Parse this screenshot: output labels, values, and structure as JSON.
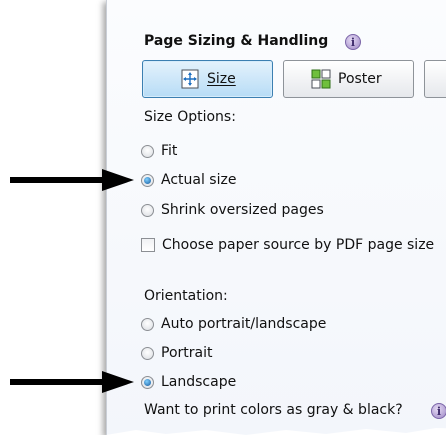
{
  "section": {
    "title": "Page Sizing & Handling",
    "info_glyph": "i"
  },
  "toolbar": {
    "size_label": "Size",
    "poster_label": "Poster",
    "size_selected": true
  },
  "size_options": {
    "label": "Size Options:",
    "items": [
      {
        "label": "Fit",
        "checked": false
      },
      {
        "label": "Actual size",
        "checked": true
      },
      {
        "label": "Shrink oversized pages",
        "checked": false
      }
    ],
    "paper_source_label": "Choose paper source by PDF page size",
    "paper_source_checked": false
  },
  "orientation": {
    "label": "Orientation:",
    "items": [
      {
        "label": "Auto portrait/landscape",
        "checked": false
      },
      {
        "label": "Portrait",
        "checked": false
      },
      {
        "label": "Landscape",
        "checked": true
      }
    ]
  },
  "gray_print": {
    "question": "Want to print colors as gray & black?",
    "info_glyph": "i"
  },
  "annotations": {
    "arrow_color": "#000000",
    "arrow_targets": [
      "Actual size",
      "Landscape"
    ]
  },
  "colors": {
    "selected_button_border": "#3c7fb1",
    "selected_button_fill": "#b7dcf6",
    "info_icon": "#9c86c4"
  }
}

——————————

▶ TASK INSTRUCTIONS:
Report how many lines of the data contain the word "colors", using the number alone.

▶ RESPONSE FOR THIS EXERCISE:
2